Selection
────────────────────────────────────────
Showing posts with label Elizabethan Poets. Show all posts
Showing posts with label Elizabethan Poets. Show all posts

My mistress' eyes are nothing like the sun


A General view on Shakespeare's Sonnet No.130


William Shakespeare
Shakespeare, Source:Wikipedia
In this sonnet Shakespeare expresses in an unconventional style. The poet like every passionate lover in this world believes his mistress to be a most beautiful woman, though he knows what are the proper necessities of beauty and also knows that his mistress has the lack of necessary qualities to be beautiful. 

Shakespeare describes the essential things in a lady to be a beautiful women in the whole sonnet. Only the couplet is rest in which the poet gives the proper notion of lover or himself. This couplet is result and a characteristic in all Shakespeare's sonnets. Poet here suggests most significant comparison between his beloved and worldly pleasures (nature). He compares the eyes with the sun, the redness of the lips with the coral, the whiteness of the breast with snow; cheeks with the roses (damasked) and the breath with the perfume, and much more pleasure he wants in his mistress; but his mistress has not the eyes like the sun, her lips are not red like coral, her breast is not white like snow but dark, her hairs are not wire-like, not any damasked rose is shown in the cheeks of her mistress and  her breath is not well-perfumed. The poet knows that music is better than her sound but he wants only to hear his mistress speaking because of his love to her.
────────────────────────────────────────
(Data listing)
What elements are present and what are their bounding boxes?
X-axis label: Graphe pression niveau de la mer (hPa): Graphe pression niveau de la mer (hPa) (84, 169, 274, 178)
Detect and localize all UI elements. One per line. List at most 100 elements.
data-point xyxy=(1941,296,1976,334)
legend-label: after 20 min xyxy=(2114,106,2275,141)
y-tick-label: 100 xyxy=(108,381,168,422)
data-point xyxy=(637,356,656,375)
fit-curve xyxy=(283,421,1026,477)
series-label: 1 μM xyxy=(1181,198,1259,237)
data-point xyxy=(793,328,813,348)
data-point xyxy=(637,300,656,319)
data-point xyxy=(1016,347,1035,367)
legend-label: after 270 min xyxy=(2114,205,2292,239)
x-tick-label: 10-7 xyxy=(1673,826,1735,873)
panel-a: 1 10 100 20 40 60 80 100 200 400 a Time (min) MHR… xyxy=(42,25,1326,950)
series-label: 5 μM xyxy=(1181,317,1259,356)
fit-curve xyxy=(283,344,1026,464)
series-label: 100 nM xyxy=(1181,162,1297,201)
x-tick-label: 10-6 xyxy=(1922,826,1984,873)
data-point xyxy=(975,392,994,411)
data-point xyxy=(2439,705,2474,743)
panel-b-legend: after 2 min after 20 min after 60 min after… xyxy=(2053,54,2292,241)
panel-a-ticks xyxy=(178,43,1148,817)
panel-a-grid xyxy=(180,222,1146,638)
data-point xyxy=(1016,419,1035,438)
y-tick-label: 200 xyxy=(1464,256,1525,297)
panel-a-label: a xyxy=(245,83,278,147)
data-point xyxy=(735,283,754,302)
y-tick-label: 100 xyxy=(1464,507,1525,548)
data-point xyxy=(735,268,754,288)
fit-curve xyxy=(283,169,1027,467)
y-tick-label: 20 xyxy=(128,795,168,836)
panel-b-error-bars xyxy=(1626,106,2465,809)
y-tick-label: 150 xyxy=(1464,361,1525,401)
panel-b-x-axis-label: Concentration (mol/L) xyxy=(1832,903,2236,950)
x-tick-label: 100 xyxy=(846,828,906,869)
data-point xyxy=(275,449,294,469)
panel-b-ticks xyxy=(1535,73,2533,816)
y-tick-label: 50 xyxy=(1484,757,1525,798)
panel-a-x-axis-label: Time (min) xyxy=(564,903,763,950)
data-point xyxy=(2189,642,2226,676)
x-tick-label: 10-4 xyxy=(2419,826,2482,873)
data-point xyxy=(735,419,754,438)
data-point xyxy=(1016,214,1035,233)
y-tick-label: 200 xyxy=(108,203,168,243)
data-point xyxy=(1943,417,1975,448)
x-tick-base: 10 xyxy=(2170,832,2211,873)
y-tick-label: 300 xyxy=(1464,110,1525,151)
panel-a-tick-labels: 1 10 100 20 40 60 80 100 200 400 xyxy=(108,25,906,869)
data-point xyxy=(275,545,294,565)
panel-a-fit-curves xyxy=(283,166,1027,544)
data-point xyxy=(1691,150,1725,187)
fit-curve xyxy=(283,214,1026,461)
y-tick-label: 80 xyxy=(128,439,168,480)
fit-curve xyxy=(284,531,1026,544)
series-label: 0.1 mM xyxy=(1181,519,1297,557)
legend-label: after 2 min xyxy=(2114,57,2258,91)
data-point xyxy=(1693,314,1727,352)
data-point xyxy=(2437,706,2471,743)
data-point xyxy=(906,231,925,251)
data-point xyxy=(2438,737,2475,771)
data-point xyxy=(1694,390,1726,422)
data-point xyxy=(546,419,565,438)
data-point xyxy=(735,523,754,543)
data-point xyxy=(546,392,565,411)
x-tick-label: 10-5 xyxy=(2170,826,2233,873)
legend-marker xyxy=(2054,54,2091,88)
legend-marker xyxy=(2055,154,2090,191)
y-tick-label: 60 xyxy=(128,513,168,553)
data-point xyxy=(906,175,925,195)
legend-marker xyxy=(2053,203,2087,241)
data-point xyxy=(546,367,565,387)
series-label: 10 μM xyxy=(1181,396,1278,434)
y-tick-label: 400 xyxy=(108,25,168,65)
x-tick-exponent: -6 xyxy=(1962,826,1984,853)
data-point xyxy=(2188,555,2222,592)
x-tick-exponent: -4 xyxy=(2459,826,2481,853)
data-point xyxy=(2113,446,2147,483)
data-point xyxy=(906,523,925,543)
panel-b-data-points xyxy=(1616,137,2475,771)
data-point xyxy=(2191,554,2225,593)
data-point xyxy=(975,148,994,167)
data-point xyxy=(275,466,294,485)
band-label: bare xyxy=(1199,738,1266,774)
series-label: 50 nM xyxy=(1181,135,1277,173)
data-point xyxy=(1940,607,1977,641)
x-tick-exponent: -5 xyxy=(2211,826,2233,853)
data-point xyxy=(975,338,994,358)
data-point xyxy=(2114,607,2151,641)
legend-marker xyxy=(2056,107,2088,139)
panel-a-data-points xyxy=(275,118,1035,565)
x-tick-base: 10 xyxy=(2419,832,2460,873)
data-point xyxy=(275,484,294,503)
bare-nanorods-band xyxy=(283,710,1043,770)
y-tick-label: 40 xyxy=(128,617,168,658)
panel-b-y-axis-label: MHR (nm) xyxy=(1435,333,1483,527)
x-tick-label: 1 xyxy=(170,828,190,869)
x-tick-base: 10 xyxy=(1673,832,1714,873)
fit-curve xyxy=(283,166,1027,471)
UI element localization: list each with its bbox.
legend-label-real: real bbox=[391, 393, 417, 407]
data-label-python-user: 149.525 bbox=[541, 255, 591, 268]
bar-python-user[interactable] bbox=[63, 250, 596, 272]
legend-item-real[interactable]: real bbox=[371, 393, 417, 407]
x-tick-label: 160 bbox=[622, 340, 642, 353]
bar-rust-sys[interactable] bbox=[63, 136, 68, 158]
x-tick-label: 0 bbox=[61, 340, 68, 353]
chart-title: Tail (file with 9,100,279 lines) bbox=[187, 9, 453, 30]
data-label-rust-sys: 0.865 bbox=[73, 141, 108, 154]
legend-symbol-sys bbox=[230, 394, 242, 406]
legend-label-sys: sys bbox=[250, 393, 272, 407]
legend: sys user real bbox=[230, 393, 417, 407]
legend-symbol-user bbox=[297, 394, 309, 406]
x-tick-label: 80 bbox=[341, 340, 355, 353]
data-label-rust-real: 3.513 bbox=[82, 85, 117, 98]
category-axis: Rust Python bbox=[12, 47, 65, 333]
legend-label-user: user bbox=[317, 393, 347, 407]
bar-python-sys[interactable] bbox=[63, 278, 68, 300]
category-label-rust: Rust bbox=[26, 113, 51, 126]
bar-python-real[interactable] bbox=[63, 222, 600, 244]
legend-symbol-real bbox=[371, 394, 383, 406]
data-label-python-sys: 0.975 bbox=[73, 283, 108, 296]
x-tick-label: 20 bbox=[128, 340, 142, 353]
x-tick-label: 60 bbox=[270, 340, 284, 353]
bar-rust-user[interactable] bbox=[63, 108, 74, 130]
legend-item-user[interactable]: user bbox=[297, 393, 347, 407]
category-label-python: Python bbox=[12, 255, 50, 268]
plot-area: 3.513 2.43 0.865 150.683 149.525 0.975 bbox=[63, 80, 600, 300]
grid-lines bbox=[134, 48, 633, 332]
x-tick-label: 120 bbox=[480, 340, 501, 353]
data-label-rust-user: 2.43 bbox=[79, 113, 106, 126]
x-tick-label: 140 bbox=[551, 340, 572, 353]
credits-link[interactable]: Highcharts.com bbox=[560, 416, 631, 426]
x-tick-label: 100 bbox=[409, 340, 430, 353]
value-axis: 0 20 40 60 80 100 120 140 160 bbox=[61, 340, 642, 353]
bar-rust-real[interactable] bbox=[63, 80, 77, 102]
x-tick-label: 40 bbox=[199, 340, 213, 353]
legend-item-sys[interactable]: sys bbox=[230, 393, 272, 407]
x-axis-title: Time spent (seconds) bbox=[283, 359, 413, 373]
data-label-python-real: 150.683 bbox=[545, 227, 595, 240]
────────────────────────────────────────
What is asked
1. According to the commentary on Shakespeare's Sonnet 130, in which part of the sonnet does the poet give the proper notion of the lover?
2. The commentary on Shakespeare's Sonnet 130 says the poet compares parts of the beloved with things of nature. List every such pairing it names.
3. Continue the commentary on Shakespeare's Sonnet 130 from its final sentence.

Replies
1. The couplet.

2.
- Eyes with the sun
- Redness of the lips with coral
- Whiteness of the breast with snow
- Cheeks with damasked roses
- Breath with perfume

3.
Now Shakespeare in his couplet expresses a lover's thought  and idea about his beloved that his beloved is extraordinarily beautiful, as beautiful as any woman who was depicted as an exceptional woman by the use of false comparison. 

Elizabethan Idealism

Shakespeare in this sonnet accepts the style of Elizabethan idealism. We find such like descriptions in Spenser and Sidney etc. also. The comparison in this sonnet is very interesting. The comparison of eyes with the sun is the most significant to think the difference between the western and eastern literature. Sun is the symbol of brightness and dazzling and dazzles the eyes of a person who watch it and like the sun the eyes also are very dazzling and hot to the western writers. Surely brightness of the eyes is beautiful and important but in the sun-like eyes the softness and the drop of tears are absent, and this very softness and the drop of tears much strike the eastern or Indian poet. For Indian poet eyes are the the mirror in which he watches all his sorrow and his happiness, all his love and his hate and whole the sentences of the heart which does not join the tongue. Indian poet 'Agyey' says to his beloved's eyes- 
"तुम्हारे नैन
पहले भोर की दो ओस बूँदे हैं
अछूती, ज्योतिर्मय
भीतर द्रवित..."
(Your eyes are two dew-drops from sky of the opening dawn- unsmashed, brightened and inwardly soaked....")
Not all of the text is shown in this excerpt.